- **What to work on**
Copy out all of the material, matching it word for word.

--- Source material ---

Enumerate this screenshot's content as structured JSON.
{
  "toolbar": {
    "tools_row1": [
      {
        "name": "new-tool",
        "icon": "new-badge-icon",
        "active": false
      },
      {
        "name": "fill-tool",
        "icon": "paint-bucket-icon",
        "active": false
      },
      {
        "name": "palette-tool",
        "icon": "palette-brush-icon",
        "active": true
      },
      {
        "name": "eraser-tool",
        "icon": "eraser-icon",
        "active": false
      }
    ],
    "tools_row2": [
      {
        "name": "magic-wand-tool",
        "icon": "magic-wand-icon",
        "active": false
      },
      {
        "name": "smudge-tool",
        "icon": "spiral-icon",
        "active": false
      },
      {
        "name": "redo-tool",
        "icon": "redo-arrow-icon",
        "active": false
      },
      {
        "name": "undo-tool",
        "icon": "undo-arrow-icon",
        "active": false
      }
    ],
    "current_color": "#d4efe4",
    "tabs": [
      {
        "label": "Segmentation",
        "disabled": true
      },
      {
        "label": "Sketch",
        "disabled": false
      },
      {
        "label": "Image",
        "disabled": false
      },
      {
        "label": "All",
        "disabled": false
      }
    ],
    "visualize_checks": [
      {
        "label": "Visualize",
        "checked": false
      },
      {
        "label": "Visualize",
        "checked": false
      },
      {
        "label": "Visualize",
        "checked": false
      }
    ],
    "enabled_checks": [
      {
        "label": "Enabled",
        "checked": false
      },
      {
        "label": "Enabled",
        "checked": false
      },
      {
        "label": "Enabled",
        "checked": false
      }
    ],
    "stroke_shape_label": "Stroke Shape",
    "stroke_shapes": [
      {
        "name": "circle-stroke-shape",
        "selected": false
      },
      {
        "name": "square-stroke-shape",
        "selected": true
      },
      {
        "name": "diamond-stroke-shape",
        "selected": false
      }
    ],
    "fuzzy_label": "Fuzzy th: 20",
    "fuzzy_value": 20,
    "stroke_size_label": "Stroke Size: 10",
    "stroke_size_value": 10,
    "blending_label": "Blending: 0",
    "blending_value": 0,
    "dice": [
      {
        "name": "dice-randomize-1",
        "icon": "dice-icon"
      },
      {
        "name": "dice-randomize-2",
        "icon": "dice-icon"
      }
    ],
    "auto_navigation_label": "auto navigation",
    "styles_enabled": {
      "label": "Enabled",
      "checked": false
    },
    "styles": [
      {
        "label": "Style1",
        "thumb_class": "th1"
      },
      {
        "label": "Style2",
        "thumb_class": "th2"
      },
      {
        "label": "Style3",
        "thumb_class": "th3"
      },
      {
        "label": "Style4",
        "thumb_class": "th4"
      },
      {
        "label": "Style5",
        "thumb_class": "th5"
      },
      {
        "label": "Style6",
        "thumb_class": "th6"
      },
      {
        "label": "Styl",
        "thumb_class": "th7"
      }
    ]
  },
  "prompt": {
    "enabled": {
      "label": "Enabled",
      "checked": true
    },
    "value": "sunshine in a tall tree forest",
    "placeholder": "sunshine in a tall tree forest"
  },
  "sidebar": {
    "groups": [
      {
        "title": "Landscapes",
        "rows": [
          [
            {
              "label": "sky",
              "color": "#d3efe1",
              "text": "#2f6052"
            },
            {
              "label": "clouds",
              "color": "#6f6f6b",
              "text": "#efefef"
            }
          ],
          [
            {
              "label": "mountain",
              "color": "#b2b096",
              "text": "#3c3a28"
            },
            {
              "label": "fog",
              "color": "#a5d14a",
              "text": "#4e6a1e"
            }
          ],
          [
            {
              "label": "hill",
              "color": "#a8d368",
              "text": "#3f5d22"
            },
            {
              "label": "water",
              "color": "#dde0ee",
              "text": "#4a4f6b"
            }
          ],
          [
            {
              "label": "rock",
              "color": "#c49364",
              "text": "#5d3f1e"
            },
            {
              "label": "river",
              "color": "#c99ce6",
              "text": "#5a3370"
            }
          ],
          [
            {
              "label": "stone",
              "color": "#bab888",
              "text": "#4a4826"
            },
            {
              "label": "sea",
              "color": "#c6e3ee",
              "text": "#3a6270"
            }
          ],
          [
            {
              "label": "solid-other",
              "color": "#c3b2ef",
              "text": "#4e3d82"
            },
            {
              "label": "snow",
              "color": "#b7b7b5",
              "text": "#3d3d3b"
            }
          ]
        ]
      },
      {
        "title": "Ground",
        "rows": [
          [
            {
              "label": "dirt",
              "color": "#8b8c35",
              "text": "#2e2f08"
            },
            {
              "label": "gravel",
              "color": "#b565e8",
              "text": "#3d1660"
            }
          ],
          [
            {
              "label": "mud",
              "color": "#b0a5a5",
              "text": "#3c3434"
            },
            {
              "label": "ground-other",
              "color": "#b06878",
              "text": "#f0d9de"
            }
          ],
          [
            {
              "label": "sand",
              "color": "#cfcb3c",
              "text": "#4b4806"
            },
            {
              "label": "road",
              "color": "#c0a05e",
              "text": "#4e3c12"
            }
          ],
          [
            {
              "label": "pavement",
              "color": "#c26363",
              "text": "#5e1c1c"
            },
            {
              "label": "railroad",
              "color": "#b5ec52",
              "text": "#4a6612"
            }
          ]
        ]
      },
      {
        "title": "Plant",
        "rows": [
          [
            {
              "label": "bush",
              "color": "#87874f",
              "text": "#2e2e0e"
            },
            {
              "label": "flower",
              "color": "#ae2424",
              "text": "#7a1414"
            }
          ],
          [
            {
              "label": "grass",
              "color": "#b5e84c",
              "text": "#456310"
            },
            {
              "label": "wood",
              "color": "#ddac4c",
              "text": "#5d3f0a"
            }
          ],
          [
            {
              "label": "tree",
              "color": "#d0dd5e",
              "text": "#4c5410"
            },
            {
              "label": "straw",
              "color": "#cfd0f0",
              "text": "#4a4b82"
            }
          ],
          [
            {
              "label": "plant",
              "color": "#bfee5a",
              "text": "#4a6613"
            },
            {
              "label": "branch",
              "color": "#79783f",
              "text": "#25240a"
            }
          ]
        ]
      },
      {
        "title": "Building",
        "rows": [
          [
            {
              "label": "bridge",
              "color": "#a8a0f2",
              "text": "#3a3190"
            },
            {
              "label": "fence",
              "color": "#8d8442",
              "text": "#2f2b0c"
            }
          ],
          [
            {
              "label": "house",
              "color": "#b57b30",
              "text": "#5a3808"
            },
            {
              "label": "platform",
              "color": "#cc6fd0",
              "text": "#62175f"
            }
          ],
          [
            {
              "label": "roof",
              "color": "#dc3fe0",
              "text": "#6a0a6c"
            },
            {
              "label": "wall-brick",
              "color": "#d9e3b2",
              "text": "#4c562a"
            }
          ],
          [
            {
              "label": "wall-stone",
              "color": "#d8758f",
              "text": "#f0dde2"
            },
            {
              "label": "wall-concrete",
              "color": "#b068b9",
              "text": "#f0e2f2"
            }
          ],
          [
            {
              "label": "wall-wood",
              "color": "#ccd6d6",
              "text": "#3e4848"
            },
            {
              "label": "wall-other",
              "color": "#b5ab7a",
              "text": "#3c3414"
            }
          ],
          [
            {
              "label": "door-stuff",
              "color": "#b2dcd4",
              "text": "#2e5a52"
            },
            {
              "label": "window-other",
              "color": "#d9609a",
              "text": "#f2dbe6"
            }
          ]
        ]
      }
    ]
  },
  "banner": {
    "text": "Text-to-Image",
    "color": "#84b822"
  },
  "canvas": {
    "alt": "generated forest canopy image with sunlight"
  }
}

---

- **Solution to this exercise**
Enumerate this screenshot's content as structured JSON.
{
  "toolbar": {
    "tools_row1": [
      {
        "name": "new-tool",
        "icon": "new-badge-icon",
        "active": false
      },
      {
        "name": "fill-tool",
        "icon": "paint-bucket-icon",
        "active": false
      },
      {
        "name": "palette-tool",
        "icon": "palette-brush-icon",
        "active": true
      },
      {
        "name": "eraser-tool",
        "icon": "eraser-icon",
        "active": false
      }
    ],
    "tools_row2": [
      {
        "name": "magic-wand-tool",
        "icon": "magic-wand-icon",
        "active": false
      },
      {
        "name": "smudge-tool",
        "icon": "spiral-icon",
        "active": false
      },
      {
        "name": "redo-tool",
        "icon": "redo-arrow-icon",
        "active": false
      },
      {
        "name": "undo-tool",
        "icon": "undo-arrow-icon",
        "active": false
      }
    ],
    "current_color": "#d4efe4",
    "tabs": [
      {
        "label": "Segmentation",
        "disabled": true
      },
      {
        "label": "Sketch",
        "disabled": false
      },
      {
        "label": "Image",
        "disabled": false
      },
      {
        "label": "All",
        "disabled": false
      }
    ],
    "visualize_checks": [
      {
        "label": "Visualize",
        "checked": false
      },
      {
        "label": "Visualize",
        "checked": false
      },
      {
        "label": "Visualize",
        "checked": false
      }
    ],
    "enabled_checks": [
      {
        "label": "Enabled",
        "checked": false
      },
      {
        "label": "Enabled",
        "checked": false
      },
      {
        "label": "Enabled",
        "checked": false
      }
    ],
    "stroke_shape_label": "Stroke Shape",
    "stroke_shapes": [
      {
        "name": "circle-stroke-shape",
        "selected": false
      },
      {
        "name": "square-stroke-shape",
        "selected": true
      },
      {
        "name": "diamond-stroke-shape",
        "selected": false
      }
    ],
    "fuzzy_label": "Fuzzy th: 20",
    "fuzzy_value": 20,
    "stroke_size_label": "Stroke Size: 10",
    "stroke_size_value": 10,
    "blending_label": "Blending: 0",
    "blending_value": 0,
    "dice": [
      {
        "name": "dice-randomize-1",
        "icon": "dice-icon"
      },
      {
        "name": "dice-randomize-2",
        "icon": "dice-icon"
      }
    ],
    "auto_navigation_label": "auto navigation",
    "styles_enabled": {
      "label": "Enabled",
      "checked": false
    },
    "styles": [
      {
        "label": "Style1",
        "thumb_class": "th1"
      },
      {
        "label": "Style2",
        "thumb_class": "th2"
      },
      {
        "label": "Style3",
        "thumb_class": "th3"
      },
      {
        "label": "Style4",
        "thumb_class": "th4"
      },
      {
        "label": "Style5",
        "thumb_class": "th5"
      },
      {
        "label": "Style6",
        "thumb_class": "th6"
      },
      {
        "label": "Styl",
        "thumb_class": "th7"
      }
    ]
  },
  "prompt": {
    "enabled": {
      "label": "Enabled",
      "checked": true
    },
    "value": "sunshine in a tall tree forest",
    "placeholder": "sunshine in a tall tree forest"
  },
  "sidebar": {
    "groups": [
      {
        "title": "Landscapes",
        "rows": [
          [
            {
              "label": "sky",
              "color": "#d3efe1",
              "text": "#2f6052"
            },
            {
              "label": "clouds",
              "color": "#6f6f6b",
              "text": "#efefef"
            }
          ],
          [
            {
              "label": "mountain",
              "color": "#b2b096",
              "text": "#3c3a28"
            },
            {
              "label": "fog",
              "color": "#a5d14a",
              "text": "#4e6a1e"
            }
          ],
          [
            {
              "label": "hill",
              "color": "#a8d368",
              "text": "#3f5d22"
            },
            {
              "label": "water",
              "color": "#dde0ee",
              "text": "#4a4f6b"
            }
          ],
          [
            {
              "label": "rock",
              "color": "#c49364",
              "text": "#5d3f1e"
            },
            {
              "label": "river",
              "color": "#c99ce6",
              "text": "#5a3370"
            }
          ],
          [
            {
              "label": "stone",
              "color": "#bab888",
              "text": "#4a4826"
            },
            {
              "label": "sea",
              "color": "#c6e3ee",
              "text": "#3a6270"
            }
          ],
          [
            {
              "label": "solid-other",
              "color": "#c3b2ef",
              "text": "#4e3d82"
            },
            {
              "label": "snow",
              "color": "#b7b7b5",
              "text": "#3d3d3b"
            }
          ]
        ]
      },
      {
        "title": "Ground",
        "rows": [
          [
            {
              "label": "dirt",
              "color": "#8b8c35",
              "text": "#2e2f08"
            },
            {
              "label": "gravel",
              "color": "#b565e8",
              "text": "#3d1660"
            }
          ],
          [
            {
              "label": "mud",
              "color": "#b0a5a5",
              "text": "#3c3434"
            },
            {
              "label": "ground-other",
              "color": "#b06878",
              "text": "#f0d9de"
            }
          ],
          [
            {
              "label": "sand",
              "color": "#cfcb3c",
              "text": "#4b4806"
            },
            {
              "label": "road",
              "color": "#c0a05e",
              "text": "#4e3c12"
            }
          ],
          [
            {
              "label": "pavement",
              "color": "#c26363",
              "text": "#5e1c1c"
            },
            {
              "label": "railroad",
              "color": "#b5ec52",
              "text": "#4a6612"
            }
          ]
        ]
      },
      {
        "title": "Plant",
        "rows": [
          [
            {
              "label": "bush",
              "color": "#87874f",
              "text": "#2e2e0e"
            },
            {
              "label": "flower",
              "color": "#ae2424",
              "text": "#7a1414"
            }
          ],
          [
            {
              "label": "grass",
              "color": "#b5e84c",
              "text": "#456310"
            },
            {
              "label": "wood",
              "color": "#ddac4c",
              "text": "#5d3f0a"
            }
          ],
          [
            {
              "label": "tree",
              "color": "#d0dd5e",
              "text": "#4c5410"
            },
            {
              "label": "straw",
              "color": "#cfd0f0",
              "text": "#4a4b82"
            }
          ],
          [
            {
              "label": "plant",
              "color": "#bfee5a",
              "text": "#4a6613"
            },
            {
              "label": "branch",
              "color": "#79783f",
              "text": "#25240a"
            }
          ]
        ]
      },
      {
        "title": "Building",
        "rows": [
          [
            {
              "label": "bridge",
              "color": "#a8a0f2",
              "text": "#3a3190"
            },
            {
              "label": "fence",
              "color": "#8d8442",
              "text": "#2f2b0c"
            }
          ],
          [
            {
              "label": "house",
              "color": "#b57b30",
              "text": "#5a3808"
            },
            {
              "label": "platform",
              "color": "#cc6fd0",
              "text": "#62175f"
            }
          ],
          [
            {
              "label": "roof",
              "color": "#dc3fe0",
              "text": "#6a0a6c"
            },
            {
              "label": "wall-brick",
              "color": "#d9e3b2",
              "text": "#4c562a"
            }
          ],
          [
            {
              "label": "wall-stone",
              "color": "#d8758f",
              "text": "#f0dde2"
            },
            {
              "label": "wall-concrete",
              "color": "#b068b9",
              "text": "#f0e2f2"
            }
          ],
          [
            {
              "label": "wall-wood",
              "color": "#ccd6d6",
              "text": "#3e4848"
            },
            {
              "label": "wall-other",
              "color": "#b5ab7a",
              "text": "#3c3414"
            }
          ],
          [
            {
              "label": "door-stuff",
              "color": "#b2dcd4",
              "text": "#2e5a52"
            },
            {
              "label": "window-other",
              "color": "#d9609a",
              "text": "#f2dbe6"
            }
          ]
        ]
      }
    ]
  },
  "banner": {
    "text": "Text-to-Image",
    "color": "#84b822"
  },
  "canvas": {
    "alt": "generated forest canopy image with sunlight"
  }
}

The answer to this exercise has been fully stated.